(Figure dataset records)
● ● ●

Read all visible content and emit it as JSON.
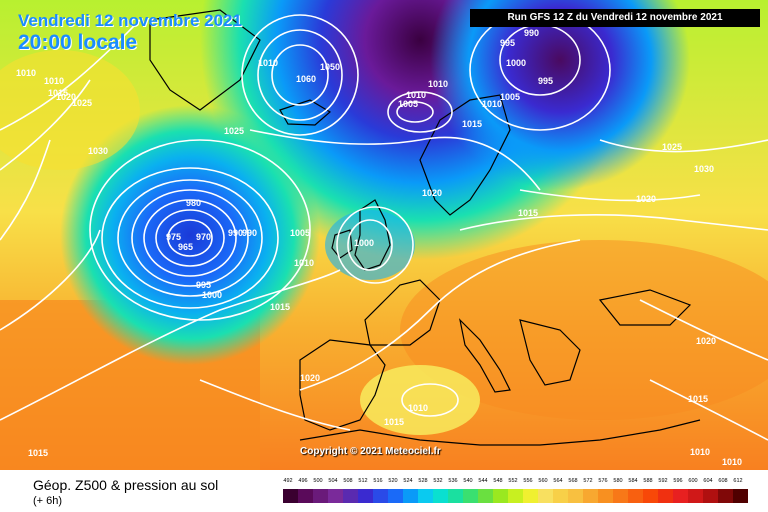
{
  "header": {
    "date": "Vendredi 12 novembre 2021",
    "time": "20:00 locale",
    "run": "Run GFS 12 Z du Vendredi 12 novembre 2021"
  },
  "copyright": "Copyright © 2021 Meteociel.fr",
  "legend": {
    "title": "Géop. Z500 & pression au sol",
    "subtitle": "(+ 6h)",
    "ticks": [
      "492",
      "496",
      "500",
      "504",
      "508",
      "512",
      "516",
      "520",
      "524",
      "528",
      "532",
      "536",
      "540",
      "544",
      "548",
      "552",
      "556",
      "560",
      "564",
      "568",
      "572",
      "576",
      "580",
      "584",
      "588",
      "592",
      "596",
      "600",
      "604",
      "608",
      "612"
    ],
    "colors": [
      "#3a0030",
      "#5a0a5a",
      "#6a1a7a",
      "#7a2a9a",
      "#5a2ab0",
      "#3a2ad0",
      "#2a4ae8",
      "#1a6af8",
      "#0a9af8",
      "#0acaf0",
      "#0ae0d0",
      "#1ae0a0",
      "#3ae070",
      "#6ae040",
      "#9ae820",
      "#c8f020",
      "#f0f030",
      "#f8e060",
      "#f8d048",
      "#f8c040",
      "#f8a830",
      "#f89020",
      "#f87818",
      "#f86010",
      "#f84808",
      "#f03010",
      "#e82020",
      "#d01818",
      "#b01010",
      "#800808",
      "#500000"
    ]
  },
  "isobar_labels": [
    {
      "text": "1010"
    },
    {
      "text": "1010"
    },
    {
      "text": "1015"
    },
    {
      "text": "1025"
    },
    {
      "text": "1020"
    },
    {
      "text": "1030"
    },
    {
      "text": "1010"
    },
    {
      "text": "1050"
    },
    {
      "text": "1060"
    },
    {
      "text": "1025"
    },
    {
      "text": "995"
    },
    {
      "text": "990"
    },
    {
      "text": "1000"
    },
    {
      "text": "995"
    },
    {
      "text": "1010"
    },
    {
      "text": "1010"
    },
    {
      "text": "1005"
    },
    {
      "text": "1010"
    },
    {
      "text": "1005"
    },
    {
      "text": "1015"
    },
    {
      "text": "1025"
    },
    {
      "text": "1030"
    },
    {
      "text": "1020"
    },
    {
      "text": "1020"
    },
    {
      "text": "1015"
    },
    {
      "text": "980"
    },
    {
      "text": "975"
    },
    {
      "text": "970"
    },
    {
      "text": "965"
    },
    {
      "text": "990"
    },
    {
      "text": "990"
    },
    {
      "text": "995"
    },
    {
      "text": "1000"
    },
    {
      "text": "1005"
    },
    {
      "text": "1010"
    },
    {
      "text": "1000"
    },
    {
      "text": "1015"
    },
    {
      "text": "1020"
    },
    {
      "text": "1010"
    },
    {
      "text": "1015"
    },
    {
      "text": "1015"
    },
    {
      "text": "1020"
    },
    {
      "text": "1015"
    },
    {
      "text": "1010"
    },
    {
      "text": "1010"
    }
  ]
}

● ● ●

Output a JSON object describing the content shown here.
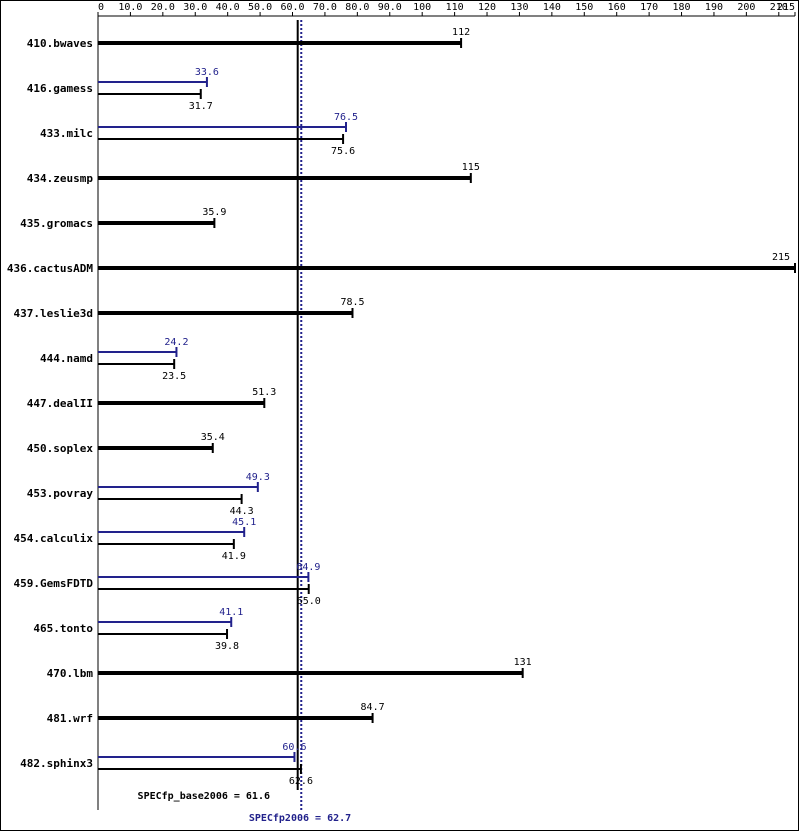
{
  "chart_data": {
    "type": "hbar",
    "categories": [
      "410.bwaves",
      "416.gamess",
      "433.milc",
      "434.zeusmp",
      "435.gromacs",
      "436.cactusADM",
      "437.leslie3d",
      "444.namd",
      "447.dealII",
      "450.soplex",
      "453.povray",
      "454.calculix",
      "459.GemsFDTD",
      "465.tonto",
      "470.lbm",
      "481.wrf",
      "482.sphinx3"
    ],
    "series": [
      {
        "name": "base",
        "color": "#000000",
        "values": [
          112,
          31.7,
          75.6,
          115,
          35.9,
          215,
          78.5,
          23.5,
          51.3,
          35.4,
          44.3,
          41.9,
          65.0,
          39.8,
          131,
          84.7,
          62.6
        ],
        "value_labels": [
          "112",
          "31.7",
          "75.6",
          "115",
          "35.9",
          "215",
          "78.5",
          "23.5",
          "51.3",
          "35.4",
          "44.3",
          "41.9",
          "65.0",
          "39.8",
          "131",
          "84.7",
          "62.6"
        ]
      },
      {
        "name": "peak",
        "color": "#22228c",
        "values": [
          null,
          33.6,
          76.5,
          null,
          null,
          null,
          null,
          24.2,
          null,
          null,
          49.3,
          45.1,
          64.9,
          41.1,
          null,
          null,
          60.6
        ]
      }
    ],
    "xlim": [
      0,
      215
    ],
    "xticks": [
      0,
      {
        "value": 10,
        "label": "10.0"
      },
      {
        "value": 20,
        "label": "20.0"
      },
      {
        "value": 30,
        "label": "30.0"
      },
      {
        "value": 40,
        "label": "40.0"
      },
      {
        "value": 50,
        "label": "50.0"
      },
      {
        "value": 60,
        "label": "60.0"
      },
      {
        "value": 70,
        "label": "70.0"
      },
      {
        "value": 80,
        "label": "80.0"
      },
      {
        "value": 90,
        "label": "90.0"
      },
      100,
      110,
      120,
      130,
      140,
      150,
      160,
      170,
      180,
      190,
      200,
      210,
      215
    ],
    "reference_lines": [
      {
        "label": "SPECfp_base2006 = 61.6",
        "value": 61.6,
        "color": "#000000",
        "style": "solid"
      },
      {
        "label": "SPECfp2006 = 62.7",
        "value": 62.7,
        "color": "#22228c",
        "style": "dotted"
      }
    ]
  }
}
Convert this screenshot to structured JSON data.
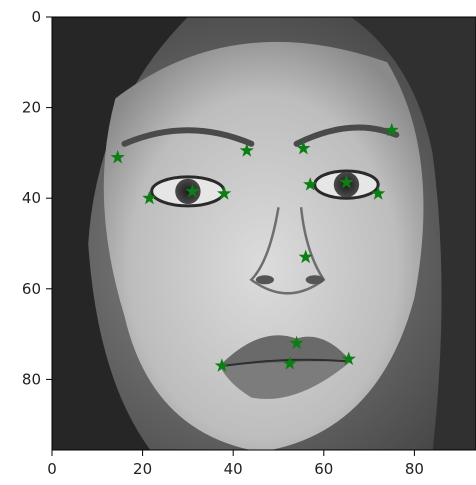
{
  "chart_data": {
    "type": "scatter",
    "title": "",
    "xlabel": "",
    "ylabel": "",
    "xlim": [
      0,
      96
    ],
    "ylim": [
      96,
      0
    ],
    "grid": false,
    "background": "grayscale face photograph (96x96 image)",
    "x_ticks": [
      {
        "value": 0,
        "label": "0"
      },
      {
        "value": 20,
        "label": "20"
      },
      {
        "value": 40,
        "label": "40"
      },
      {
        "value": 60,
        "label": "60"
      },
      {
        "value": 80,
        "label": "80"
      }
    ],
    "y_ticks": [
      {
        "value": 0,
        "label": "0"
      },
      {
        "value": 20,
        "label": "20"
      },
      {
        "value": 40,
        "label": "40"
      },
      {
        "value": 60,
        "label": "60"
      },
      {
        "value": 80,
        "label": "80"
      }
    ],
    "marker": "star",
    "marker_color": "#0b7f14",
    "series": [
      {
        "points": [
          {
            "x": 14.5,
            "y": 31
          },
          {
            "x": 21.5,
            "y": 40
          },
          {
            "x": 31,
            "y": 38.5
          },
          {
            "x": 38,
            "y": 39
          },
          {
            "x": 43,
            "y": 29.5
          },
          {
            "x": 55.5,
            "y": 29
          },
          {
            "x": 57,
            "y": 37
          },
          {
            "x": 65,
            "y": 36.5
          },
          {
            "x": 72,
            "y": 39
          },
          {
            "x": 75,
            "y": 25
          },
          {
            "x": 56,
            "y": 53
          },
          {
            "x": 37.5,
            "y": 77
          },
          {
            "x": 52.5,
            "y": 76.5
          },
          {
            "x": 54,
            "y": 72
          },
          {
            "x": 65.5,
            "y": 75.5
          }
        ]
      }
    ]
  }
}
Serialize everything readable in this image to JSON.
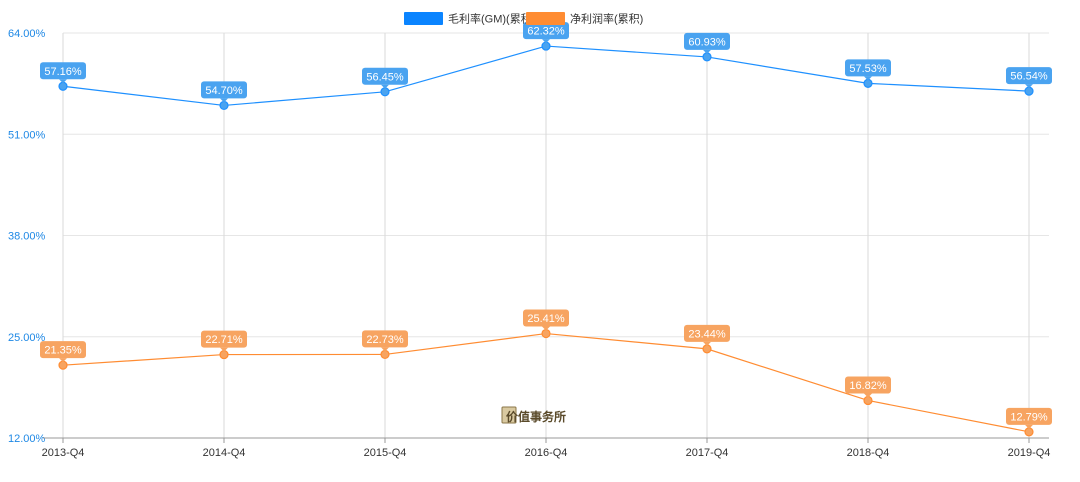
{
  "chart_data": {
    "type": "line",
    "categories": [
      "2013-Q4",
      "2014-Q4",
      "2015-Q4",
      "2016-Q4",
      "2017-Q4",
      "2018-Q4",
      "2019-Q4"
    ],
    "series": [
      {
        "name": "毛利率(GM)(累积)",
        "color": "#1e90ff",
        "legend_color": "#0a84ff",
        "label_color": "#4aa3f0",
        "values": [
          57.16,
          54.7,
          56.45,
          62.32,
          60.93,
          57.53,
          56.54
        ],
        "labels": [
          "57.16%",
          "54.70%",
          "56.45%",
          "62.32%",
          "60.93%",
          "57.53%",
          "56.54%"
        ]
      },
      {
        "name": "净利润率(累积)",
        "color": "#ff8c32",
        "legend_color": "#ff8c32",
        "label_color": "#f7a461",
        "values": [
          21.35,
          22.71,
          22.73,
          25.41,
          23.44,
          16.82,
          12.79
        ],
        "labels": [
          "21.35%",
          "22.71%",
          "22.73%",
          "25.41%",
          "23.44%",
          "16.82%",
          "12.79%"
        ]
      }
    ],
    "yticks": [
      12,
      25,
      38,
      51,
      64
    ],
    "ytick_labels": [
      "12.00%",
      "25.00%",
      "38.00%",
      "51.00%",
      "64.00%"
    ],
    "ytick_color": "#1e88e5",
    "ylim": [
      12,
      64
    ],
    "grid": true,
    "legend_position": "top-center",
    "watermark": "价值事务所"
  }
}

● ● ●

To be done – Pull out all lines from the entries above that include the word "image".

Task result –
    "background": "grayscale face photograph (96x96 image)",
Serialize everything readable in this image to JSON.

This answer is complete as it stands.